- **PROBLEM DESCRIPTION**: Gather up the lines that contain "annuleren".

- **SUPPLIED RECORDS**:
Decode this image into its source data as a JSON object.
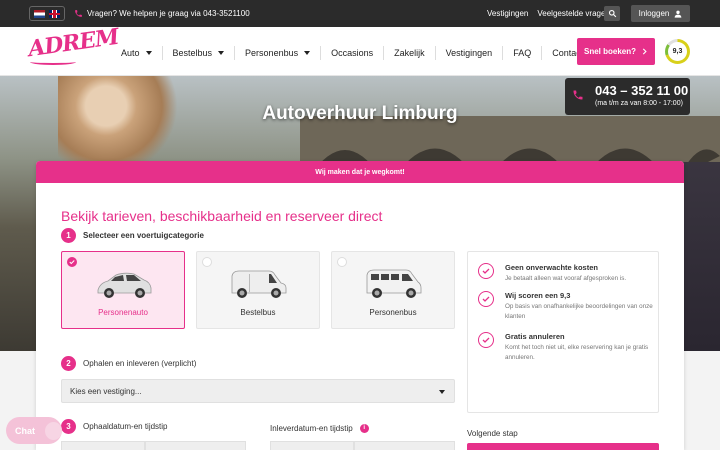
{
  "topbar": {
    "phone_text": "Vragen? We helpen je graag via 043-3521100",
    "links": [
      "Vestigingen",
      "Veelgestelde vragen"
    ],
    "login_label": "Inloggen"
  },
  "nav": {
    "logo_text": "ADREM",
    "items": [
      {
        "label": "Auto",
        "dropdown": true
      },
      {
        "label": "Bestelbus",
        "dropdown": true
      },
      {
        "label": "Personenbus",
        "dropdown": true
      },
      {
        "label": "Occasions",
        "dropdown": false
      },
      {
        "label": "Zakelijk",
        "dropdown": false
      },
      {
        "label": "Vestigingen",
        "dropdown": false
      },
      {
        "label": "FAQ",
        "dropdown": false
      },
      {
        "label": "Contact",
        "dropdown": false
      }
    ],
    "book_label": "Snel boeken?",
    "score": "9,3"
  },
  "hero": {
    "title": "Autoverhuur Limburg",
    "phone_number": "043 – 352 11 00",
    "phone_hours": "(ma t/m za van 8:00 - 17:00)"
  },
  "form": {
    "banner": "Wij maken dat je wegkomt!",
    "title": "Bekijk tarieven, beschikbaarheid en reserveer direct",
    "step1": {
      "num": "1",
      "label": "Selecteer een voertuigcategorie"
    },
    "vehicles": [
      {
        "label": "Personenauto",
        "selected": true
      },
      {
        "label": "Bestelbus",
        "selected": false
      },
      {
        "label": "Personenbus",
        "selected": false
      }
    ],
    "step2": {
      "num": "2",
      "label": "Ophalen en inleveren (verplicht)"
    },
    "location_placeholder": "Kies een vestiging...",
    "step3": {
      "num": "3",
      "label": "Ophaaldatum-en tijdstip"
    },
    "return_label": "Inleverdatum-en tijdstip",
    "next_label": "Volgende stap"
  },
  "benefits": [
    {
      "title": "Geen onverwachte kosten",
      "desc": "Je betaalt alleen wat vooraf afgesproken is."
    },
    {
      "title": "Wij scoren een 9,3",
      "desc": "Op basis van onafhankelijke beoordelingen van onze klanten"
    },
    {
      "title": "Gratis annuleren",
      "desc": "Komt het toch niet uit, elke reservering kan je gratis annuleren."
    }
  ],
  "chat": {
    "label": "Chat"
  },
  "colors": {
    "accent": "#e6308a",
    "dark": "#2b2b2b"
  }
}
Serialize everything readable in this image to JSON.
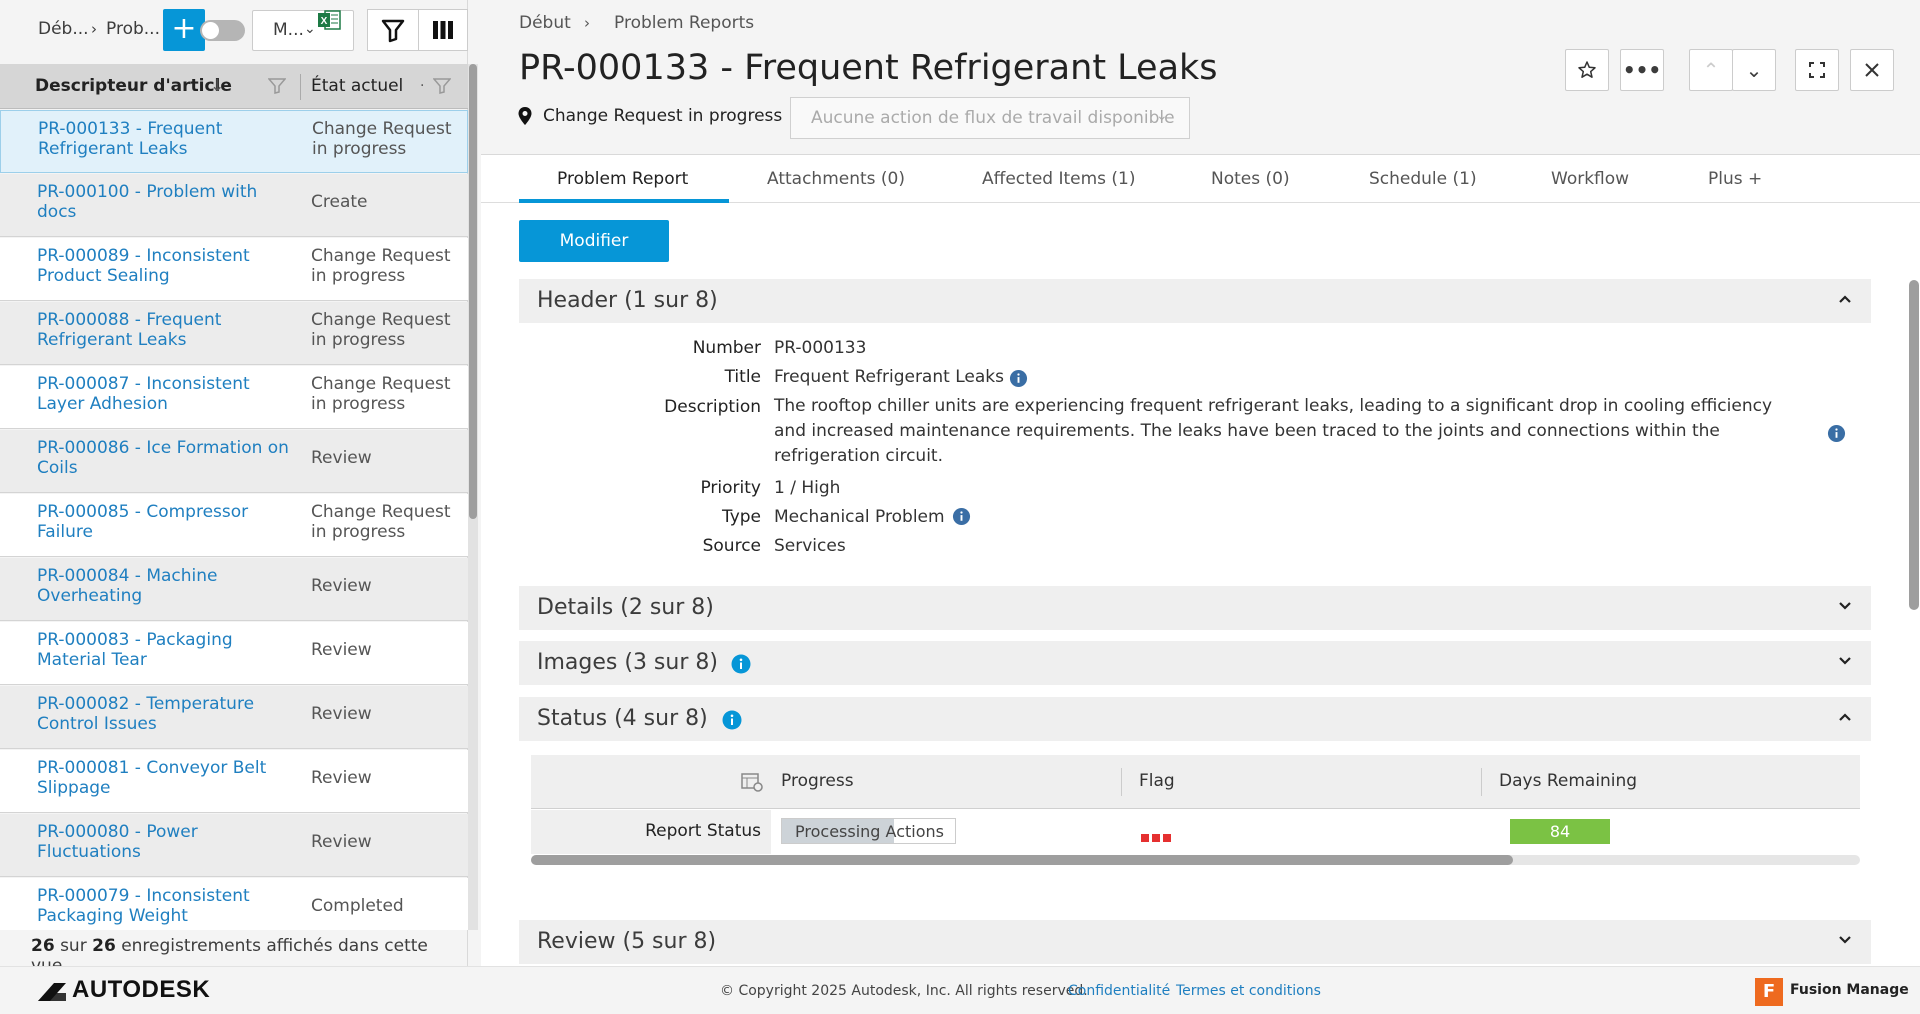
{
  "left": {
    "breadcrumb": [
      "Déb...",
      "Prob..."
    ],
    "add_label": "+",
    "view_label": "M...",
    "columns": {
      "descriptor": "Descripteur d'article",
      "state": "État actuel"
    },
    "rows": [
      {
        "desc": "PR-000133 - Frequent Refrigerant Leaks",
        "state": "Change Request in progress"
      },
      {
        "desc": "PR-000100 - Problem with docs",
        "state": "Create"
      },
      {
        "desc": "PR-000089 - Inconsistent Product Sealing",
        "state": "Change Request in progress"
      },
      {
        "desc": "PR-000088 - Frequent Refrigerant Leaks",
        "state": "Change Request in progress"
      },
      {
        "desc": "PR-000087 - Inconsistent Layer Adhesion",
        "state": "Change Request in progress"
      },
      {
        "desc": "PR-000086 - Ice Formation on Coils",
        "state": "Review"
      },
      {
        "desc": "PR-000085 - Compressor Failure",
        "state": "Change Request in progress"
      },
      {
        "desc": "PR-000084 - Machine Overheating",
        "state": "Review"
      },
      {
        "desc": "PR-000083 - Packaging Material Tear",
        "state": "Review"
      },
      {
        "desc": "PR-000082 - Temperature Control Issues",
        "state": "Review"
      },
      {
        "desc": "PR-000081 - Conveyor Belt Slippage",
        "state": "Review"
      },
      {
        "desc": "PR-000080 - Power Fluctuations",
        "state": "Review"
      },
      {
        "desc": "PR-000079 - Inconsistent Packaging Weight",
        "state": "Completed"
      }
    ],
    "count": {
      "shown": "26",
      "sep": "sur",
      "total": "26",
      "suffix": "enregistrements affichés dans cette vue."
    }
  },
  "right": {
    "breadcrumb": [
      "Début",
      "Problem Reports"
    ],
    "title": "PR-000133 - Frequent Refrigerant Leaks",
    "status": "Change Request in progress",
    "workflow_placeholder": "Aucune action de flux de travail disponible",
    "tabs": [
      "Problem Report",
      "Attachments (0)",
      "Affected Items (1)",
      "Notes (0)",
      "Schedule (1)",
      "Workflow",
      "Plus +"
    ],
    "edit_label": "Modifier",
    "sections": {
      "header": "Header (1 sur 8)",
      "details": "Details (2 sur 8)",
      "images": "Images (3 sur 8)",
      "status": "Status (4 sur 8)",
      "review": "Review (5 sur 8)"
    },
    "fields": {
      "number_label": "Number",
      "number": "PR-000133",
      "title_label": "Title",
      "title": "Frequent Refrigerant Leaks",
      "description_label": "Description",
      "description": "The rooftop chiller units are experiencing frequent refrigerant leaks, leading to a significant drop in cooling efficiency and increased maintenance requirements. The leaks have been traced to the joints and connections within the refrigeration circuit.",
      "priority_label": "Priority",
      "priority": "1 / High",
      "type_label": "Type",
      "type": "Mechanical Problem",
      "source_label": "Source",
      "source": "Services"
    },
    "status_table": {
      "columns": [
        "Progress",
        "Flag",
        "Days Remaining"
      ],
      "row_label": "Report Status",
      "progress_text": "Processing Actions",
      "progress_fraction": 0.65,
      "days_remaining": "84",
      "days_color": "#7bc244",
      "flag_color": "#e53030"
    }
  },
  "footer": {
    "brand": "AUTODESK",
    "copyright": "© Copyright 2025 Autodesk, Inc. All rights reserved.",
    "privacy": "Confidentialité",
    "terms": "Termes et conditions",
    "product": "Fusion Manage",
    "product_icon": "F"
  },
  "colors": {
    "accent": "#0696d7",
    "link": "#1f7fc0"
  }
}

- **RESULT FOR THIS TASK**:
      "title": "Gratis annuleren",
      "desc": "Komt het toch niet uit, elke reservering kan je gratis annuleren."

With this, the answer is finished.